• Aim:
Can you copy out the data exactly? Leave the images out.

• Information given:

[Begin]

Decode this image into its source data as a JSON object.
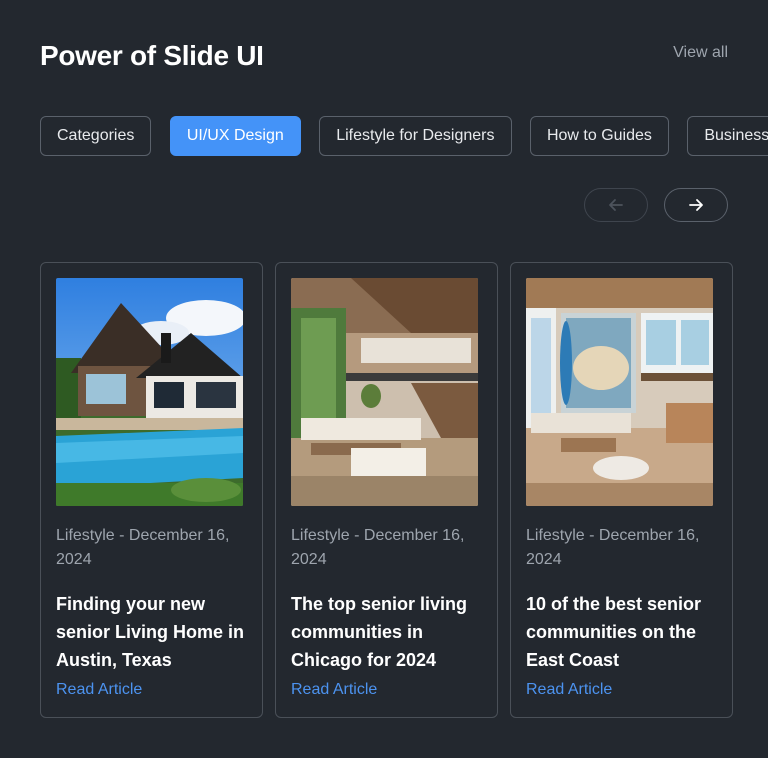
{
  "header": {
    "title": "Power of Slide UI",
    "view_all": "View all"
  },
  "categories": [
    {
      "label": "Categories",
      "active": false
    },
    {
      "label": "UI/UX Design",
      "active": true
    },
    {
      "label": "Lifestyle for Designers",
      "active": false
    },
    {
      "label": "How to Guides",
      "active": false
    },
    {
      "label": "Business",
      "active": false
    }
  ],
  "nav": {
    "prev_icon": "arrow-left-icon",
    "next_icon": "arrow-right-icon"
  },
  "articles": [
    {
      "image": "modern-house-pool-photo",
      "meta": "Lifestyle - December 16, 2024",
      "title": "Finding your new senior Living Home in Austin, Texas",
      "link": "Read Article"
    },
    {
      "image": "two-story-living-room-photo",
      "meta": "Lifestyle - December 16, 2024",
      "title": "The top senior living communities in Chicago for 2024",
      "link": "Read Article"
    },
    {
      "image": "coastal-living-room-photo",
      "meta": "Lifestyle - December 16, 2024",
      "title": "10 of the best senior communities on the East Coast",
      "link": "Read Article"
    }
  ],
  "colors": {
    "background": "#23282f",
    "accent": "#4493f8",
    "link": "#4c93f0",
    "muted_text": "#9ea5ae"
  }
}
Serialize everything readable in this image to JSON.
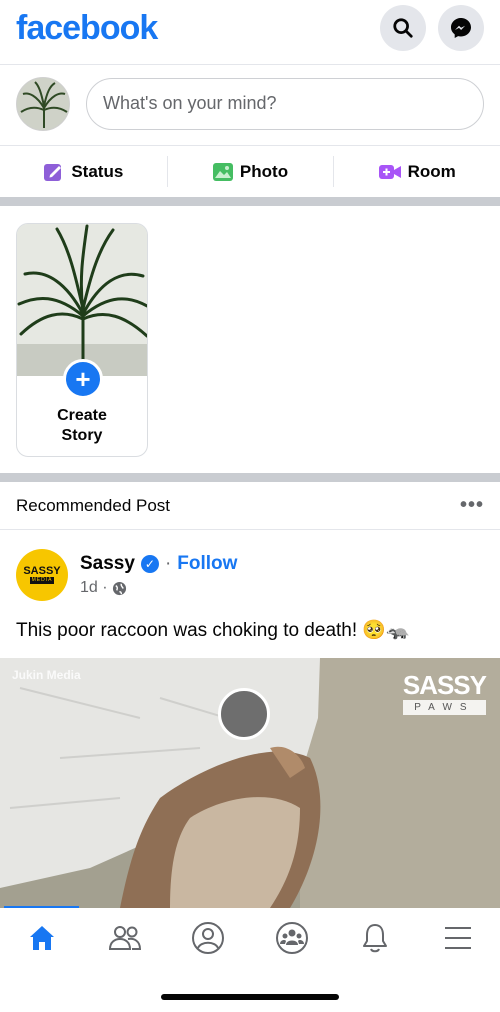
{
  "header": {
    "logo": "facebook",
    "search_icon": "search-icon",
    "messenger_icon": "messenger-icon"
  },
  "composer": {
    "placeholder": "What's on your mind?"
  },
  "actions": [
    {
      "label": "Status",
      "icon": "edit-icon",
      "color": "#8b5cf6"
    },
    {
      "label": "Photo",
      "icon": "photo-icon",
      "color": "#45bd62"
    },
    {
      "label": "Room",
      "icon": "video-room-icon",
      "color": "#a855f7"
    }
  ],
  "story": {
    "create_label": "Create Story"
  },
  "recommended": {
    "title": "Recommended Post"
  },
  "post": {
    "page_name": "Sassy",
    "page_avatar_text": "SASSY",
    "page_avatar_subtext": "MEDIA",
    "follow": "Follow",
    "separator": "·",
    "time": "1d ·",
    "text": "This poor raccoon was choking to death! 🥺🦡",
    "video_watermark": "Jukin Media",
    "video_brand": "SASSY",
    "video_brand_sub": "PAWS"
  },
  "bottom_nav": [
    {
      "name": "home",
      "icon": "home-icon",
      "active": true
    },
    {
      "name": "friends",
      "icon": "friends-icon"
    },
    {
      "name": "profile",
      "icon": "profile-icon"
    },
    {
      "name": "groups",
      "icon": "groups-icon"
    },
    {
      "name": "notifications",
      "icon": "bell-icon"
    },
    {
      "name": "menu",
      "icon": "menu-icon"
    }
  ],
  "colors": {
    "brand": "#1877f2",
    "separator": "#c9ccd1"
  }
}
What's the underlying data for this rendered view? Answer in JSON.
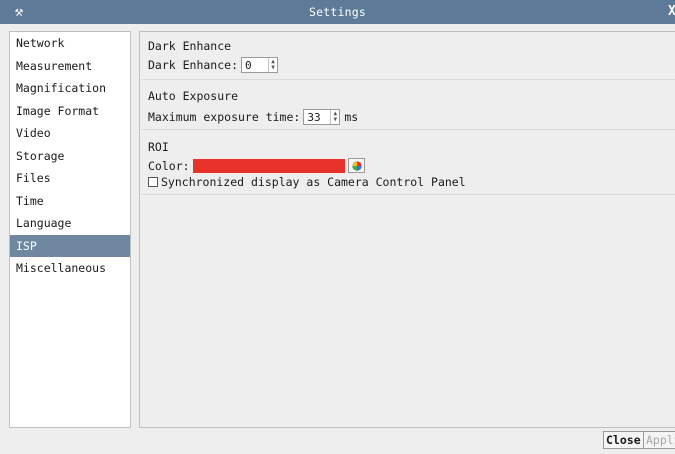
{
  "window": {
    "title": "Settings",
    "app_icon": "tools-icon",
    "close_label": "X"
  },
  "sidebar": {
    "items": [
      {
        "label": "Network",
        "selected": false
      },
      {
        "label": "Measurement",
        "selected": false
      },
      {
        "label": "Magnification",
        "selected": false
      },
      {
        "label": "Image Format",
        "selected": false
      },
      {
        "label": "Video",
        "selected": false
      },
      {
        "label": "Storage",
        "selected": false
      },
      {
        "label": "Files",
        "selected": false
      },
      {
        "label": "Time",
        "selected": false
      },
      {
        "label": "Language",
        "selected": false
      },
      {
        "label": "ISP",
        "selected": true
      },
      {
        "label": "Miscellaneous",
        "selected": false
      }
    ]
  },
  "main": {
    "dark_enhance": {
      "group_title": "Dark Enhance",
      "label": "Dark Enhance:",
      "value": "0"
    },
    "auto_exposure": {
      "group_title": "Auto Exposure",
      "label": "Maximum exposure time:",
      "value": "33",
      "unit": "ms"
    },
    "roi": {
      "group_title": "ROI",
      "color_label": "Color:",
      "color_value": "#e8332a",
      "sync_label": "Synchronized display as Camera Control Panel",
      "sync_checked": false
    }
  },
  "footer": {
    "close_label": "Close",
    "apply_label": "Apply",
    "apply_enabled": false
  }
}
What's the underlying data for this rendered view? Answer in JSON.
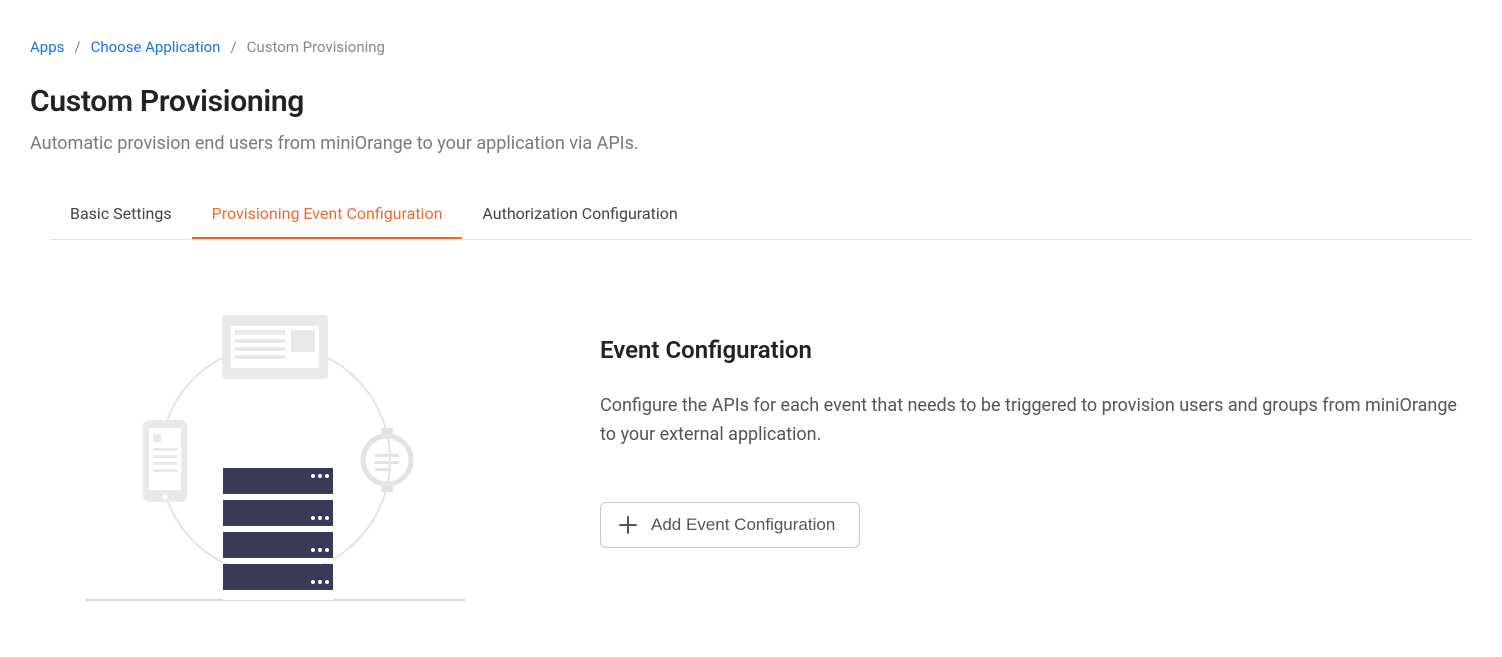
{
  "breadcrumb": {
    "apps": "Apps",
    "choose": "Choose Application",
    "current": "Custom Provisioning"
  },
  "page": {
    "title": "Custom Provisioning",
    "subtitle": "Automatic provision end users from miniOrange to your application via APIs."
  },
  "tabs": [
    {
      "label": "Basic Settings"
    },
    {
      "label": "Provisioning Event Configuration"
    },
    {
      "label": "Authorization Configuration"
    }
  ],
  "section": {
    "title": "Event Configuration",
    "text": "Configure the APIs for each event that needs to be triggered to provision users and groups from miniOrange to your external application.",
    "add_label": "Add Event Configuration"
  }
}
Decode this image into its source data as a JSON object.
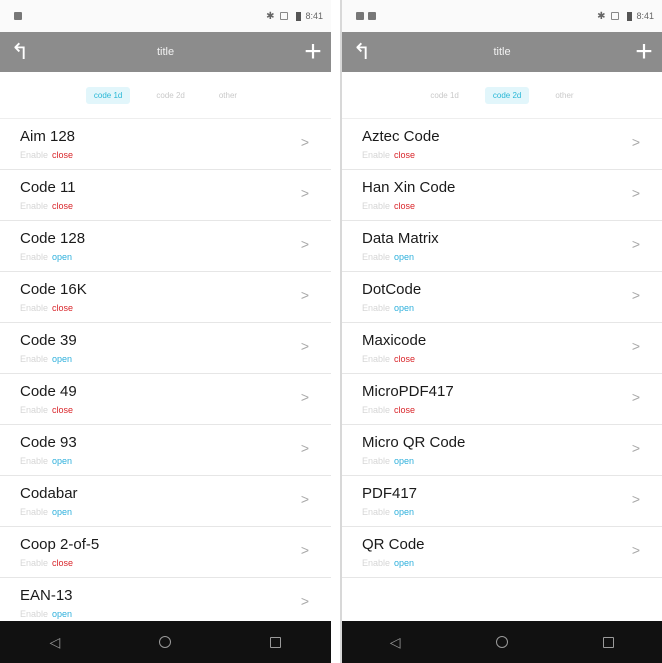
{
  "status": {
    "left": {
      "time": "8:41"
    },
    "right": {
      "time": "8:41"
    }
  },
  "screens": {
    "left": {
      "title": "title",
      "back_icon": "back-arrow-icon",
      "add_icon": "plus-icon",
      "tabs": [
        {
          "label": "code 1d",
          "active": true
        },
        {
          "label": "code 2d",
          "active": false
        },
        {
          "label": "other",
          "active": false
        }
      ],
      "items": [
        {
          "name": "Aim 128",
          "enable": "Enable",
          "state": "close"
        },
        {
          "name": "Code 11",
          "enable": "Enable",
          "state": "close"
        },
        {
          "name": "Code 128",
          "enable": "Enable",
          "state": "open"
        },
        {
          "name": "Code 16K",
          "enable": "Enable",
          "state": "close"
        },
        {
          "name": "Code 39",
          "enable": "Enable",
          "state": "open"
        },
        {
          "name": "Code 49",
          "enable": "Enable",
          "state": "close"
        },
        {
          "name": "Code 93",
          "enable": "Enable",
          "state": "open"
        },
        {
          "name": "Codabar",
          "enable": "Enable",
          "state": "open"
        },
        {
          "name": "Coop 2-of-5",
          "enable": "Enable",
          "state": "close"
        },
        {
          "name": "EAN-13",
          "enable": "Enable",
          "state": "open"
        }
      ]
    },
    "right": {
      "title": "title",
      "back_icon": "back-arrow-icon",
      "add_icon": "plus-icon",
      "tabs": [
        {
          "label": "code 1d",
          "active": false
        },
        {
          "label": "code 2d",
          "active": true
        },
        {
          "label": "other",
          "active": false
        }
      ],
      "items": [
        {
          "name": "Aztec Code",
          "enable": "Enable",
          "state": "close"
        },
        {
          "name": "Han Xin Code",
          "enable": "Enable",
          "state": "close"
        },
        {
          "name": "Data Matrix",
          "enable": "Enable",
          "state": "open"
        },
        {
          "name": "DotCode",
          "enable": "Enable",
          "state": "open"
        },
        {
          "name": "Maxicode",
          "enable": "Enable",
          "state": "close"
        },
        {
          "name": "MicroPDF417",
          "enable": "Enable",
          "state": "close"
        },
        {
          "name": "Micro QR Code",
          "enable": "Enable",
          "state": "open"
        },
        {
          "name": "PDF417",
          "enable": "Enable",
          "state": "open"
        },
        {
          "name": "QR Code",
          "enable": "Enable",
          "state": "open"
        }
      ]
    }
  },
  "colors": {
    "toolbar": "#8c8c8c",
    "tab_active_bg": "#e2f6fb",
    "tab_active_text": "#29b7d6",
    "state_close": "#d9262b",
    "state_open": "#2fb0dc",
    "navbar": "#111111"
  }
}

[End]

• Expected output:
Decode this image into its source data as a JSON object.
{
  "header": {
    "title": "Power of Slide UI",
    "view_all": "View all"
  },
  "categories": [
    {
      "label": "Categories",
      "active": false
    },
    {
      "label": "UI/UX Design",
      "active": true
    },
    {
      "label": "Lifestyle for Designers",
      "active": false
    },
    {
      "label": "How to Guides",
      "active": false
    },
    {
      "label": "Business",
      "active": false
    }
  ],
  "nav": {
    "prev_icon": "arrow-left-icon",
    "next_icon": "arrow-right-icon"
  },
  "articles": [
    {
      "image": "modern-house-pool-photo",
      "meta": "Lifestyle - December 16, 2024",
      "title": "Finding your new senior Living Home in Austin, Texas",
      "link": "Read Article"
    },
    {
      "image": "two-story-living-room-photo",
      "meta": "Lifestyle - December 16, 2024",
      "title": "The top senior living communities in Chicago for 2024",
      "link": "Read Article"
    },
    {
      "image": "coastal-living-room-photo",
      "meta": "Lifestyle - December 16, 2024",
      "title": "10 of the best senior communities on the East Coast",
      "link": "Read Article"
    }
  ],
  "colors": {
    "background": "#23282f",
    "accent": "#4493f8",
    "link": "#4c93f0",
    "muted_text": "#9ea5ae"
  }
}
Serialize everything readable in this image to JSON.
{
  "header": {
    "logo": "facebook",
    "search_icon": "search-icon",
    "messenger_icon": "messenger-icon"
  },
  "composer": {
    "placeholder": "What's on your mind?"
  },
  "actions": [
    {
      "label": "Status",
      "icon": "edit-icon",
      "color": "#8b5cf6"
    },
    {
      "label": "Photo",
      "icon": "photo-icon",
      "color": "#45bd62"
    },
    {
      "label": "Room",
      "icon": "video-room-icon",
      "color": "#a855f7"
    }
  ],
  "story": {
    "create_label": "Create Story"
  },
  "recommended": {
    "title": "Recommended Post"
  },
  "post": {
    "page_name": "Sassy",
    "page_avatar_text": "SASSY",
    "page_avatar_subtext": "MEDIA",
    "follow": "Follow",
    "separator": "·",
    "time": "1d ·",
    "text": "This poor raccoon was choking to death! 🥺🦡",
    "video_watermark": "Jukin Media",
    "video_brand": "SASSY",
    "video_brand_sub": "PAWS"
  },
  "bottom_nav": [
    {
      "name": "home",
      "icon": "home-icon",
      "active": true
    },
    {
      "name": "friends",
      "icon": "friends-icon"
    },
    {
      "name": "profile",
      "icon": "profile-icon"
    },
    {
      "name": "groups",
      "icon": "groups-icon"
    },
    {
      "name": "notifications",
      "icon": "bell-icon"
    },
    {
      "name": "menu",
      "icon": "menu-icon"
    }
  ],
  "colors": {
    "brand": "#1877f2",
    "separator": "#c9ccd1"
  }
}
What's the underlying data for this rendered view? Answer in JSON.
{
  "window": {
    "title": "Settings",
    "app_icon": "tools-icon",
    "close_label": "X"
  },
  "sidebar": {
    "items": [
      {
        "label": "Network",
        "selected": false
      },
      {
        "label": "Measurement",
        "selected": false
      },
      {
        "label": "Magnification",
        "selected": false
      },
      {
        "label": "Image Format",
        "selected": false
      },
      {
        "label": "Video",
        "selected": false
      },
      {
        "label": "Storage",
        "selected": false
      },
      {
        "label": "Files",
        "selected": false
      },
      {
        "label": "Time",
        "selected": false
      },
      {
        "label": "Language",
        "selected": false
      },
      {
        "label": "ISP",
        "selected": true
      },
      {
        "label": "Miscellaneous",
        "selected": false
      }
    ]
  },
  "main": {
    "dark_enhance": {
      "group_title": "Dark Enhance",
      "label": "Dark Enhance:",
      "value": "0"
    },
    "auto_exposure": {
      "group_title": "Auto Exposure",
      "label": "Maximum exposure time:",
      "value": "33",
      "unit": "ms"
    },
    "roi": {
      "group_title": "ROI",
      "color_label": "Color:",
      "color_value": "#e8332a",
      "sync_label": "Synchronized display as Camera Control Panel",
      "sync_checked": false
    }
  },
  "footer": {
    "close_label": "Close",
    "apply_label": "Apply",
    "apply_enabled": false
  }
}
What's the underlying data for this rendered view? Answer in JSON.
{
  "breadcrumb": {
    "apps": "Apps",
    "choose": "Choose Application",
    "current": "Custom Provisioning"
  },
  "page": {
    "title": "Custom Provisioning",
    "subtitle": "Automatic provision end users from miniOrange to your application via APIs."
  },
  "tabs": [
    {
      "label": "Basic Settings"
    },
    {
      "label": "Provisioning Event Configuration"
    },
    {
      "label": "Authorization Configuration"
    }
  ],
  "section": {
    "title": "Event Configuration",
    "text": "Configure the APIs for each event that needs to be triggered to provision users and groups from miniOrange to your external application.",
    "add_label": "Add Event Configuration"
  }
}
Decode this image into its source data as a JSON object.
{
  "status": {
    "left": {
      "time": "8:41"
    },
    "right": {
      "time": "8:41"
    }
  },
  "screens": {
    "left": {
      "title": "title",
      "back_icon": "back-arrow-icon",
      "add_icon": "plus-icon",
      "tabs": [
        {
          "label": "code 1d",
          "active": true
        },
        {
          "label": "code 2d",
          "active": false
        },
        {
          "label": "other",
          "active": false
        }
      ],
      "items": [
        {
          "name": "Aim 128",
          "enable": "Enable",
          "state": "close"
        },
        {
          "name": "Code 11",
          "enable": "Enable",
          "state": "close"
        },
        {
          "name": "Code 128",
          "enable": "Enable",
          "state": "open"
        },
        {
          "name": "Code 16K",
          "enable": "Enable",
          "state": "close"
        },
        {
          "name": "Code 39",
          "enable": "Enable",
          "state": "open"
        },
        {
          "name": "Code 49",
          "enable": "Enable",
          "state": "close"
        },
        {
          "name": "Code 93",
          "enable": "Enable",
          "state": "open"
        },
        {
          "name": "Codabar",
          "enable": "Enable",
          "state": "open"
        },
        {
          "name": "Coop 2-of-5",
          "enable": "Enable",
          "state": "close"
        },
        {
          "name": "EAN-13",
          "enable": "Enable",
          "state": "open"
        }
      ]
    },
    "right": {
      "title": "title",
      "back_icon": "back-arrow-icon",
      "add_icon": "plus-icon",
      "tabs": [
        {
          "label": "code 1d",
          "active": false
        },
        {
          "label": "code 2d",
          "active": true
        },
        {
          "label": "other",
          "active": false
        }
      ],
      "items": [
        {
          "name": "Aztec Code",
          "enable": "Enable",
          "state": "close"
        },
        {
          "name": "Han Xin Code",
          "enable": "Enable",
          "state": "close"
        },
        {
          "name": "Data Matrix",
          "enable": "Enable",
          "state": "open"
        },
        {
          "name": "DotCode",
          "enable": "Enable",
          "state": "open"
        },
        {
          "name": "Maxicode",
          "enable": "Enable",
          "state": "close"
        },
        {
          "name": "MicroPDF417",
          "enable": "Enable",
          "state": "close"
        },
        {
          "name": "Micro QR Code",
          "enable": "Enable",
          "state": "open"
        },
        {
          "name": "PDF417",
          "enable": "Enable",
          "state": "open"
        },
        {
          "name": "QR Code",
          "enable": "Enable",
          "state": "open"
        }
      ]
    }
  },
  "colors": {
    "toolbar": "#8c8c8c",
    "tab_active_bg": "#e2f6fb",
    "tab_active_text": "#29b7d6",
    "state_close": "#d9262b",
    "state_open": "#2fb0dc",
    "navbar": "#111111"
  }
}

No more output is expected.